§ What you are asked to do: Copy the data word for word, keeping every line.

Recorded data

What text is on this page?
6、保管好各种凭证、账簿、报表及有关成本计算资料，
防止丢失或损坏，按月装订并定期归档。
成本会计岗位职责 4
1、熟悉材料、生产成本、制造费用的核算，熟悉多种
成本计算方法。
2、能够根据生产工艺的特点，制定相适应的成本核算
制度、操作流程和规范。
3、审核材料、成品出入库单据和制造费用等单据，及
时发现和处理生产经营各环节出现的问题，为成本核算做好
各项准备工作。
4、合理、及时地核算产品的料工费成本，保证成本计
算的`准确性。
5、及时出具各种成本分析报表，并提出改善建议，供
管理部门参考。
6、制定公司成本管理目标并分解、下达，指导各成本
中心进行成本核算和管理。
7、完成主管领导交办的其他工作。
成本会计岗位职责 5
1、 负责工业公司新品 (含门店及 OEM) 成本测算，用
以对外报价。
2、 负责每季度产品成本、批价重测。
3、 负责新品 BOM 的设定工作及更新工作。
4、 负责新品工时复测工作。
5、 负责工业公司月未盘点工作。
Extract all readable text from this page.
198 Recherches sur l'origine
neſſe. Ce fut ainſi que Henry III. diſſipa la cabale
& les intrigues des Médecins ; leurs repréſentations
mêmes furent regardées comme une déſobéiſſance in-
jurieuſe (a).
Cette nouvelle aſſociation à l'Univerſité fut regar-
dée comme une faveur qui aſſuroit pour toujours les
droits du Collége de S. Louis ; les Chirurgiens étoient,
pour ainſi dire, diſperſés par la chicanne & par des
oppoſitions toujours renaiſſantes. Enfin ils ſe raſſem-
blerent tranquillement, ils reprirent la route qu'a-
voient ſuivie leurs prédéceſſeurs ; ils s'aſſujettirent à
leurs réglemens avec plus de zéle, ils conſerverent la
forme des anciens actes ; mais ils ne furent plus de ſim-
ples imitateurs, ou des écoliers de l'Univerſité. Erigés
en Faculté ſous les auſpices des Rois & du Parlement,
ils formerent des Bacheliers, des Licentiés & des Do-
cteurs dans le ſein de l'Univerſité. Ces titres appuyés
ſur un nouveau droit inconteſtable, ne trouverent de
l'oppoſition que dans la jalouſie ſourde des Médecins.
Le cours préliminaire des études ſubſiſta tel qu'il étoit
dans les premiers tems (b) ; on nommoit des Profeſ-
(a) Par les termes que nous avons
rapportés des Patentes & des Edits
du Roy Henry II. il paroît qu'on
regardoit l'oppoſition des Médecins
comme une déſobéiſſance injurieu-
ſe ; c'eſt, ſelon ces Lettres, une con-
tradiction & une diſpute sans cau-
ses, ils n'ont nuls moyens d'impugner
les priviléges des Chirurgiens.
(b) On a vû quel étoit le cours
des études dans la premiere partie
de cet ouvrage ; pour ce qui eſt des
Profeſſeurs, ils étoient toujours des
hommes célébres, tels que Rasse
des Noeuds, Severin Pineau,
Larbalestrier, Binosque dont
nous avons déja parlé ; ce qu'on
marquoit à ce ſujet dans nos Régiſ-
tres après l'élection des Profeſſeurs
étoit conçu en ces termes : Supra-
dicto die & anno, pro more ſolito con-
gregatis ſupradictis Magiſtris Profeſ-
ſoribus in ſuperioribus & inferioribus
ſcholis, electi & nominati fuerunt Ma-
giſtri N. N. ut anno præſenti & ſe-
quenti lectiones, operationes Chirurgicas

§ Reply to the task:
What text is on this page?
6、保管好各种凭证、账簿、报表及有关成本计算资料，
防止丢失或损坏，按月装订并定期归档。
成本会计岗位职责 4
1、熟悉材料、生产成本、制造费用的核算，熟悉多种
成本计算方法。
2、能够根据生产工艺的特点，制定相适应的成本核算
制度、操作流程和规范。
3、审核材料、成品出入库单据和制造费用等单据，及
时发现和处理生产经营各环节出现的问题，为成本核算做好
各项准备工作。
4、合理、及时地核算产品的料工费成本，保证成本计
算的`准确性。
5、及时出具各种成本分析报表，并提出改善建议，供
管理部门参考。
6、制定公司成本管理目标并分解、下达，指导各成本
中心进行成本核算和管理。
7、完成主管领导交办的其他工作。
成本会计岗位职责 5
1、 负责工业公司新品 (含门店及 OEM) 成本测算，用
以对外报价。
2、 负责每季度产品成本、批价重测。
3、 负责新品 BOM 的设定工作及更新工作。
4、 负责新品工时复测工作。
5、 负责工业公司月未盘点工作。
Extract all readable text from this page.
198 Recherches sur l'origine
neſſe. Ce fut ainſi que Henry III. diſſipa la cabale
& les intrigues des Médecins ; leurs repréſentations
mêmes furent regardées comme une déſobéiſſance in-
jurieuſe (a).
Cette nouvelle aſſociation à l'Univerſité fut regar-
dée comme une faveur qui aſſuroit pour toujours les
droits du Collége de S. Louis ; les Chirurgiens étoient,
pour ainſi dire, diſperſés par la chicanne & par des
oppoſitions toujours renaiſſantes. Enfin ils ſe raſſem-
blerent tranquillement, ils reprirent la route qu'a-
voient ſuivie leurs prédéceſſeurs ; ils s'aſſujettirent à
leurs réglemens avec plus de zéle, ils conſerverent la
forme des anciens actes ; mais ils ne furent plus de ſim-
ples imitateurs, ou des écoliers de l'Univerſité. Erigés
en Faculté ſous les auſpices des Rois & du Parlement,
ils formerent des Bacheliers, des Licentiés & des Do-
cteurs dans le ſein de l'Univerſité. Ces titres appuyés
ſur un nouveau droit inconteſtable, ne trouverent de
l'oppoſition que dans la jalouſie ſourde des Médecins.
Le cours préliminaire des études ſubſiſta tel qu'il étoit
dans les premiers tems (b) ; on nommoit des Profeſ-
(a) Par les termes que nous avons
rapportés des Patentes & des Edits
du Roy Henry II. il paroît qu'on
regardoit l'oppoſition des Médecins
comme une déſobéiſſance injurieu-
ſe ; c'eſt, ſelon ces Lettres, une con-
tradiction & une diſpute sans cau-
ses, ils n'ont nuls moyens d'impugner
les priviléges des Chirurgiens.
(b) On a vû quel étoit le cours
des études dans la premiere partie
de cet ouvrage ; pour ce qui eſt des
Profeſſeurs, ils étoient toujours des
hommes célébres, tels que Rasse
des Noeuds, Severin Pineau,
Larbalestrier, Binosque dont
nous avons déja parlé ; ce qu'on
marquoit à ce ſujet dans nos Régiſ-
tres après l'élection des Profeſſeurs
étoit conçu en ces termes : Supra-
dicto die & anno, pro more ſolito con-
gregatis ſupradictis Magiſtris Profeſ-
ſoribus in ſuperioribus & inferioribus
ſcholis, electi & nominati fuerunt Ma-
giſtri N. N. ut anno præſenti & ſe-
quenti lectiones, operationes Chirurgicas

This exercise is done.